CHALLENGE:
From the AWS Backup overview below, copy word for word the passage starting with "An encrypted container" and going on through "rule or manually.".

╭─ EXTRACT PROVIDED

The 5 Building Blocks

AWS Backup is a fully managed service that centralizes and automates data protection across AWS services. Before diving into flows, understand each primitive.

VAULT

Backup Vault

An encrypted container that stores recovery points (backups). Each vault has an access policy and an optional vault lock (WORM). You can have multiple vaults per region/account.

PLAN

Backup Plan

A policy document that defines when to back up (schedule), how long to retain (lifecycle), and where to send copies (copy rules). Assigned to resources via tags or ARNs.

JOB

Backup Job

The actual execution: takes a snapshot or continuous backup of a resource and stores a recovery point in the target vault. Triggered by a plan rule or manually.

COPY JOB

Copy Job

Copies an existing recovery point from one vault to another — either in the same region, a different region, or even a different AWS account. Useful for DR and compliance.

RESTORE JOB

Restore Job

Recreates a resource from a recovery point stored in a vault. You specify the target configuration; AWS Backup handles provisioning the new resource.

02 / Architecture

How Everything Connects

The diagram below shows the top-level relationships between AWS Backup components and the protected resources.

graph TD subgraph ACCOUNT["AWS Account (us-east-1)"] direction TB PLAN["Backup Plan ───────────── Schedule: cron(0 2 * * ? *) Retention: 30 days warm / 365 delete Copy rule to DR vault"] SEL["Resource Selection ───────────── Tag: Backup=true or specific ARNs"] subgraph RESOURCES["Protected Resources"] EC2["EC2 Instance"] RDS["RDS Database"] EFS["EFS File System"] DDB["DynamoDB Table"] end subgraph PRIMARY_VAULT["Primary Vault (us-east-1)"] RP1["Recovery Point 1 2024-01-15 02:00"] RP2["Recovery Point 2 2024-01-16 02:00"] RP3["Recovery Point 3 2024-01-17 02:00"] end end subgraph DR_ACCOUNT["DR Account / DR Region (eu-west-1)"] DR_VAULT["DR Vault Cross-region copy"] RP_DR["Recovery Points copied from primary"] end PLAN --> SEL SEL --> RESOURCES RESOURCES -->|"Backup Job"| PRIMARY_VAULT PRIMARY_VAULT -->|"Copy Job"| DR_VAULT DR_VAULT --> RP_DR style ACCOUNT fill:#111827,stroke:#1e2d45,color:#e2e8f0 style DR_ACCOUNT fill:#0f1e35,stroke:#1e2d45,color:#e2e8f0 style RESOURCES fill:#0a0e1a,stroke:#1e2d45,color:#e2e8f0 style PRIMARY_VAULT fill:#1a1a2e,stroke:#3b82f6,color:#e2e8f0 style DR_VAULT fill:#1a1a2e,stroke:#8b5cf6,color:#e2e8f0 style PLAN fill:#1e2d45,stroke:#3b82f6,color:#93c5fd style SEL fill:#1e2d45,stroke:#f59e0b,color:#fbbf24

A single Backup Plan can protect hundreds of resources simultaneously — AWS Backup runs one Backup Job per resource per rule execution.

╰─
╭─ DATA EXCERPTS

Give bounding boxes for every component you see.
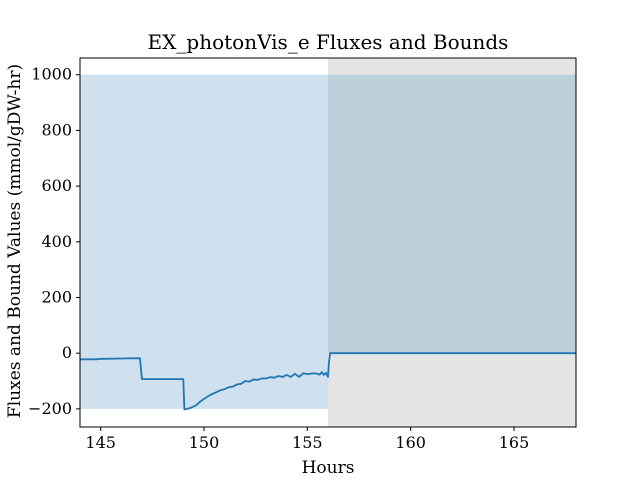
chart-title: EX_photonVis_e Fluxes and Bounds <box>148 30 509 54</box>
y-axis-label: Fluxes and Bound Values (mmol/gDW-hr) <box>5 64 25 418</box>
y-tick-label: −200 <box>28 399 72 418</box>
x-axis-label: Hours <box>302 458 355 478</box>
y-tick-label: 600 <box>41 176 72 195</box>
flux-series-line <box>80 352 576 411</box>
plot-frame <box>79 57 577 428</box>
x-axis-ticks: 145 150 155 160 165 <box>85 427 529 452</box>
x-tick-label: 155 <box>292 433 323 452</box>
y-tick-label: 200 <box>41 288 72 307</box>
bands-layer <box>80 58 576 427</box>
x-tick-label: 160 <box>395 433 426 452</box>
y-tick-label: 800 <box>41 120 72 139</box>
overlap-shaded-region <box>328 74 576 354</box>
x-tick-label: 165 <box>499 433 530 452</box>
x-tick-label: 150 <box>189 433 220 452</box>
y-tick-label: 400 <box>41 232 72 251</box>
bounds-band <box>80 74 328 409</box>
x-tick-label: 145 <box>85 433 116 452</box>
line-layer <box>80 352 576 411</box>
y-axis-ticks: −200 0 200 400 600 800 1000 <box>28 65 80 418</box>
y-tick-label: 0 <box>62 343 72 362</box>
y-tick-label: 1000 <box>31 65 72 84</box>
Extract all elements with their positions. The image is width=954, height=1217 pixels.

╰─
╭─ DATA EXCERPTS

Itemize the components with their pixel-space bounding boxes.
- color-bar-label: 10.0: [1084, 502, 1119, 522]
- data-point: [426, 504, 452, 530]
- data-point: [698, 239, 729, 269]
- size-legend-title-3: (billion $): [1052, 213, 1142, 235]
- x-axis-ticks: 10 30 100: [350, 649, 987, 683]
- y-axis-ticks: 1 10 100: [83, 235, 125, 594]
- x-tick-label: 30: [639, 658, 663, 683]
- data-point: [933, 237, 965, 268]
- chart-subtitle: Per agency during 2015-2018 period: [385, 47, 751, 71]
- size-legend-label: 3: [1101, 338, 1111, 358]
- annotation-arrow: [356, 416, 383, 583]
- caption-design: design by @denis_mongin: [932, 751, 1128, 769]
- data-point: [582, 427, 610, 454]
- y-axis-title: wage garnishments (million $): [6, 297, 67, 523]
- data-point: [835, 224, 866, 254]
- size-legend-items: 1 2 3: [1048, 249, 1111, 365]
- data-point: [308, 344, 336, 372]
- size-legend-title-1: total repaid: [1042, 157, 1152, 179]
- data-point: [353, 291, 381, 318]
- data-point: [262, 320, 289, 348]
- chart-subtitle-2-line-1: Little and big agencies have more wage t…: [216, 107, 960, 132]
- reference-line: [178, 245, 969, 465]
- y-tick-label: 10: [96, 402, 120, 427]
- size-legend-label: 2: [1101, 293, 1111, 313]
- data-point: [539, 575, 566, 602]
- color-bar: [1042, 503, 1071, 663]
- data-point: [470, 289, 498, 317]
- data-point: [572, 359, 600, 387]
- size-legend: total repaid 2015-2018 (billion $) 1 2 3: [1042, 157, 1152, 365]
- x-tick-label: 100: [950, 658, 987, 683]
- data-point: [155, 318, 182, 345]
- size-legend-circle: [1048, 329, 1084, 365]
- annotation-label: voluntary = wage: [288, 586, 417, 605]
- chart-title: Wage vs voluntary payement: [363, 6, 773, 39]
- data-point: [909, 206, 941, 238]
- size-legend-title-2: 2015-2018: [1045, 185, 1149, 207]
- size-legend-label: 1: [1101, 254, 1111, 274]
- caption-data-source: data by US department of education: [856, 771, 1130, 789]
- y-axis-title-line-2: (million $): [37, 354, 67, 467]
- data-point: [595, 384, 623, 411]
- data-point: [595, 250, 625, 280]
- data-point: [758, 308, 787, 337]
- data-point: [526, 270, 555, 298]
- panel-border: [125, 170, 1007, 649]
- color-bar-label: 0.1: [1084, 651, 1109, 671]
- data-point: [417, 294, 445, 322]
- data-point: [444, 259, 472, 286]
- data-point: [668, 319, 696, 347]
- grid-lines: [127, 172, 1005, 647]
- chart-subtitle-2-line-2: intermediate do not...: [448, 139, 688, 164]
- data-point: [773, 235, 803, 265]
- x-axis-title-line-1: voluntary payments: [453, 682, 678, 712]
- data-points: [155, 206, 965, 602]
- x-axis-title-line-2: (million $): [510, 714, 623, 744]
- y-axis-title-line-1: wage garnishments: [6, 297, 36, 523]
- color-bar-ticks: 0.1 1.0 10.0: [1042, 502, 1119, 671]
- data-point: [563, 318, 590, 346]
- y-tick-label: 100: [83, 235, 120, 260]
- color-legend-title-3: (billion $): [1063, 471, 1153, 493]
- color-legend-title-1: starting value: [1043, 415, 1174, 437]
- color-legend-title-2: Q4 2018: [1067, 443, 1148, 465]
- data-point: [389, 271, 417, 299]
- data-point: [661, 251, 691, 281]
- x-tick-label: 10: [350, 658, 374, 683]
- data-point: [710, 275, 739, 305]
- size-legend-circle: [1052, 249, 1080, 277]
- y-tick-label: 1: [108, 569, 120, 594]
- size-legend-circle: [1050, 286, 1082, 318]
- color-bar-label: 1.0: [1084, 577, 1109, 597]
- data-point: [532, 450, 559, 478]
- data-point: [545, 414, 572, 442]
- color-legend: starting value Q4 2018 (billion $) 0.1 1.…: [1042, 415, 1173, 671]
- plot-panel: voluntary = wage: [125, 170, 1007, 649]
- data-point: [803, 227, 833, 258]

╰─

OUTPUT:
An encrypted container that stores recovery points (backups). Each vault has an access policy and an optional vault lock (WORM). You can have multiple vaults per region/account.

PLAN

Backup Plan

A policy document that defines when to back up (schedule), how long to retain (lifecycle), and where to send copies (copy rules). Assigned to resources via tags or ARNs.

JOB

Backup Job

The actual execution: takes a snapshot or continuous backup of a resource and stores a recovery point in the target vault. Triggered by a plan rule or manually.